((

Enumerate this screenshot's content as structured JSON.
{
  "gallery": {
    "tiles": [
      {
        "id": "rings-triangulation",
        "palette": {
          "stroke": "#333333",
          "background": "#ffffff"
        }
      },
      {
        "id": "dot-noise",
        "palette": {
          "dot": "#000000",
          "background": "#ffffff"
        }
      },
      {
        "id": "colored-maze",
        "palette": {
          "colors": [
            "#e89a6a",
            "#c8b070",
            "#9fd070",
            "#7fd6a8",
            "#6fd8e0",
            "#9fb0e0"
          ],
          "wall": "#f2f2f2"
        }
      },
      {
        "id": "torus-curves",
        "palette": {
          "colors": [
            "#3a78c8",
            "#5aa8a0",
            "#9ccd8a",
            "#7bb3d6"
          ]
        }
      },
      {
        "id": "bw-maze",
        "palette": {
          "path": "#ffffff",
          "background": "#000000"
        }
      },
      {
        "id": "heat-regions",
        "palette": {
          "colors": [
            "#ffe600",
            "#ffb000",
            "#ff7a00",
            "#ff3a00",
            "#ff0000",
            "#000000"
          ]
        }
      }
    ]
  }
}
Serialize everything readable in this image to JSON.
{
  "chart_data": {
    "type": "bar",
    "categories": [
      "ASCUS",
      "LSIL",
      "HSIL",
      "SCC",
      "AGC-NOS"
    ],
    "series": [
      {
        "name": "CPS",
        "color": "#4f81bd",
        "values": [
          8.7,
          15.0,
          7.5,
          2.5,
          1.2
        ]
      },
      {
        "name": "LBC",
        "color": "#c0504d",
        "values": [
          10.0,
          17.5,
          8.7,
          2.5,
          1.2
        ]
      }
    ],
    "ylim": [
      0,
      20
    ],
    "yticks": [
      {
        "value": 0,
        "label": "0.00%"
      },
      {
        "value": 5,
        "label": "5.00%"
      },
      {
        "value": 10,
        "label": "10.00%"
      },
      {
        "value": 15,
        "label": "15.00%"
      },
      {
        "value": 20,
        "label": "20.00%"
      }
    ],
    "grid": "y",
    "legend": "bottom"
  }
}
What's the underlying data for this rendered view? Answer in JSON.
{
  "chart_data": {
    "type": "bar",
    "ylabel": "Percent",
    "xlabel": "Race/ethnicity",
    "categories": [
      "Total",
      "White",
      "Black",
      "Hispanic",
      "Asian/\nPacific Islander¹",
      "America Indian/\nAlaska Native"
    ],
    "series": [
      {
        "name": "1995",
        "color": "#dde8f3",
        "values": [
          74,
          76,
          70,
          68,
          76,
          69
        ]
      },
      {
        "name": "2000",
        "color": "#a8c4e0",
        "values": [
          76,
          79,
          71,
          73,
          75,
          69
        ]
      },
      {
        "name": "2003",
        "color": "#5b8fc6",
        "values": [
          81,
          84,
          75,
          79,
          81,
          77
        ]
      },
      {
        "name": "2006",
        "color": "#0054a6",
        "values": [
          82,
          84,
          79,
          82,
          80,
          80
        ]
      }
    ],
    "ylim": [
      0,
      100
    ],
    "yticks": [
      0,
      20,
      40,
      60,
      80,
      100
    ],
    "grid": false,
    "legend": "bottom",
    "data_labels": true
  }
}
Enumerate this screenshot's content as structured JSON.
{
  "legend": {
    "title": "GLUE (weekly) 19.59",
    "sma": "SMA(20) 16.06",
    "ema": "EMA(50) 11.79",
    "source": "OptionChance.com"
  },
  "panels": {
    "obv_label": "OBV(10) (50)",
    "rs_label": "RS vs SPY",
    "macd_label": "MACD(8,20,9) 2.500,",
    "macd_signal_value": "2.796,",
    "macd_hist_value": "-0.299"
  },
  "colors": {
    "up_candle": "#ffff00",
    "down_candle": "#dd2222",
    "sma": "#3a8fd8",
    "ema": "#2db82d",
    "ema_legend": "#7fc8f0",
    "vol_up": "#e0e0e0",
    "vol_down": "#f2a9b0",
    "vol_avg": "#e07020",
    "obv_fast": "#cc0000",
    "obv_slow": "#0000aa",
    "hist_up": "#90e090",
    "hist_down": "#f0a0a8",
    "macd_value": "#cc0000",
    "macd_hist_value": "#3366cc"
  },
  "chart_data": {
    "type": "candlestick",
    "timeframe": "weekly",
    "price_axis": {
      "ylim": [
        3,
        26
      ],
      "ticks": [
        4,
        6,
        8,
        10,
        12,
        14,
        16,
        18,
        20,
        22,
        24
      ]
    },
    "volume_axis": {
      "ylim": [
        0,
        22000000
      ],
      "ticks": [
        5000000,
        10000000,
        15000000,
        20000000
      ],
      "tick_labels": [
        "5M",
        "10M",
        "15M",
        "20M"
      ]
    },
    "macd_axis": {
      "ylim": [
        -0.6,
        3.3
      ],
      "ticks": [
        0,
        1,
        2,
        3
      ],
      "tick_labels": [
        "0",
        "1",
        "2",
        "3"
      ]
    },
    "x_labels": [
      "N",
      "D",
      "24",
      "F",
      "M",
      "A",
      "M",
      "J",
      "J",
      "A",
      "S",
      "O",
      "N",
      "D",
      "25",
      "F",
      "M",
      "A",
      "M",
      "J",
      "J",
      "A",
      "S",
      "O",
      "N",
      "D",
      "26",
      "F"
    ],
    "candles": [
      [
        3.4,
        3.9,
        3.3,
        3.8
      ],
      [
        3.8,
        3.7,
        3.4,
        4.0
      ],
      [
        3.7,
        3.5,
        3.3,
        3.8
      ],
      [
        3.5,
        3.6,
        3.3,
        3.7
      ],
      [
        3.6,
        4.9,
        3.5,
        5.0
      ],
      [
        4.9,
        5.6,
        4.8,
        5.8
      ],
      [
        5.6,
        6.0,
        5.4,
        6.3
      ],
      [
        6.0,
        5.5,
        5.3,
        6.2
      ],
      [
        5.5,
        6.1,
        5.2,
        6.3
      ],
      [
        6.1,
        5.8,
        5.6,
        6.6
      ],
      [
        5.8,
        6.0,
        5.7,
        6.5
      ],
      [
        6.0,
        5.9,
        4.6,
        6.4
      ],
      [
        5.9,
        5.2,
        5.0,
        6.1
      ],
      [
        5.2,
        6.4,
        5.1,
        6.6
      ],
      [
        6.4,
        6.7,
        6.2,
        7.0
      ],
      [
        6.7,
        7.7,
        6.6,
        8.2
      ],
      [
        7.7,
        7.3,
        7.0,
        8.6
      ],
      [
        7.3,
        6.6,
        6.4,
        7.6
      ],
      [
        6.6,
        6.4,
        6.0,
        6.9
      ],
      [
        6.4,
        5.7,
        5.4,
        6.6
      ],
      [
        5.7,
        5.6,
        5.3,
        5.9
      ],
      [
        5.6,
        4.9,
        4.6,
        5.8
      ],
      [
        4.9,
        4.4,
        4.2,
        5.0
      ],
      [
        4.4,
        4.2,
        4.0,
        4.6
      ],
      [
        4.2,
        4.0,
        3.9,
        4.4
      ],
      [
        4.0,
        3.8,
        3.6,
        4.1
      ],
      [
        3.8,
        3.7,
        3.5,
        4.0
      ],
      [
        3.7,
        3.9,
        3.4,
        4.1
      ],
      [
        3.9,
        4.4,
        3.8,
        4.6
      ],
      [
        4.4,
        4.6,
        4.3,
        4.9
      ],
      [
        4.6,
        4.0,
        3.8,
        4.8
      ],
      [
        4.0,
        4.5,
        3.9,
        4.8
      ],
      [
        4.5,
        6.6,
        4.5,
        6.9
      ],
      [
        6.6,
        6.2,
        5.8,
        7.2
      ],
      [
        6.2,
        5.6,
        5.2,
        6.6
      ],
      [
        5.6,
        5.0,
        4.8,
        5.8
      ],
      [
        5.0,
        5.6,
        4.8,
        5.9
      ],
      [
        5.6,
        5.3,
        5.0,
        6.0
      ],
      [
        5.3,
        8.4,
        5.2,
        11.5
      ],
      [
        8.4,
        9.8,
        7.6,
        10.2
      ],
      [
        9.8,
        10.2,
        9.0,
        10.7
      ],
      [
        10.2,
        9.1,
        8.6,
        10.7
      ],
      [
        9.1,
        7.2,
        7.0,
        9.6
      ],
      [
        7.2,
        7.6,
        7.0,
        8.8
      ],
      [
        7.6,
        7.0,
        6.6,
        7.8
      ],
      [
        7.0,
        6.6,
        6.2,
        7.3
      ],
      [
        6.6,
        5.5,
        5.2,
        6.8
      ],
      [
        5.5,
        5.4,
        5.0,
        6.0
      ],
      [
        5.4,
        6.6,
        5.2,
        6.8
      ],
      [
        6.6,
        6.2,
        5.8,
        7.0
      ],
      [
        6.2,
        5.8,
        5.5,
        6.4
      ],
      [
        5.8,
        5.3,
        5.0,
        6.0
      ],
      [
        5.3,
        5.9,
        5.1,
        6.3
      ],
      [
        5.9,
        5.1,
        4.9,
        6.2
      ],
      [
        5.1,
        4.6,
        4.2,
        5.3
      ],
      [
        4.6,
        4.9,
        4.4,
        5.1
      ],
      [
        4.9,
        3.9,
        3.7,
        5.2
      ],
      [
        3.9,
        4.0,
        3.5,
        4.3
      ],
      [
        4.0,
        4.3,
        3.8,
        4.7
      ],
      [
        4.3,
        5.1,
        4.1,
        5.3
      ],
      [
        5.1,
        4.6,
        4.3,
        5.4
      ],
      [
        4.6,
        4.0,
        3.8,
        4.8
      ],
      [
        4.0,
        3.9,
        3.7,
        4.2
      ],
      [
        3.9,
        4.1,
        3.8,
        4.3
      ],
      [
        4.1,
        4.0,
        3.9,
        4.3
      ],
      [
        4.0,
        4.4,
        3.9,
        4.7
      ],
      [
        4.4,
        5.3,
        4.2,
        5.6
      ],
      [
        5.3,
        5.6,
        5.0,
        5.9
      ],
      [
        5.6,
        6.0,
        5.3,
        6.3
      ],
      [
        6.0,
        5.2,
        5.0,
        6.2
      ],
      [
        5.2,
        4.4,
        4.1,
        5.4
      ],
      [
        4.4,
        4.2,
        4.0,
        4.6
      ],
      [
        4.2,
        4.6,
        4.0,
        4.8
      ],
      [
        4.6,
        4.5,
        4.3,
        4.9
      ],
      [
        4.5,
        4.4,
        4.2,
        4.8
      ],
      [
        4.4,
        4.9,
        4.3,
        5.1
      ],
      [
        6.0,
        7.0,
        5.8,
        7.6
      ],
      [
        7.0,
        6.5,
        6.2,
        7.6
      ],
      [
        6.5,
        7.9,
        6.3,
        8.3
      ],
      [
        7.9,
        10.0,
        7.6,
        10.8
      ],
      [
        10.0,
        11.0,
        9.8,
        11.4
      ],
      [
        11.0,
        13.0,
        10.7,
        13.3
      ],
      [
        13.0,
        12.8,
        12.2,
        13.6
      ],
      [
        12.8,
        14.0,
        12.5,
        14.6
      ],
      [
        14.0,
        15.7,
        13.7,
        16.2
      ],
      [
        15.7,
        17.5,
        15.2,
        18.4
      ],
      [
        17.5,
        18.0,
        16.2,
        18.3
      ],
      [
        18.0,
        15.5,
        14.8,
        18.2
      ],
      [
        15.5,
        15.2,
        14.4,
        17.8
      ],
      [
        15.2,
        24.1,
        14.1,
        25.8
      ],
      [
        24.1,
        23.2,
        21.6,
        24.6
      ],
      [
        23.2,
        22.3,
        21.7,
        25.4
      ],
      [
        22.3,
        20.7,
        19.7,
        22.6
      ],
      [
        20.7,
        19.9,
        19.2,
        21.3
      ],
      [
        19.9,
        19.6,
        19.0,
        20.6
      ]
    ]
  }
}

))

What this task involves:
Return every line in the listing that contains the word "name".

Result of the task:
        "name": "CPS",
        "name": "LBC",
        "name": "1995",
        "name": "2000",
        "name": "2003",
        "name": "2006",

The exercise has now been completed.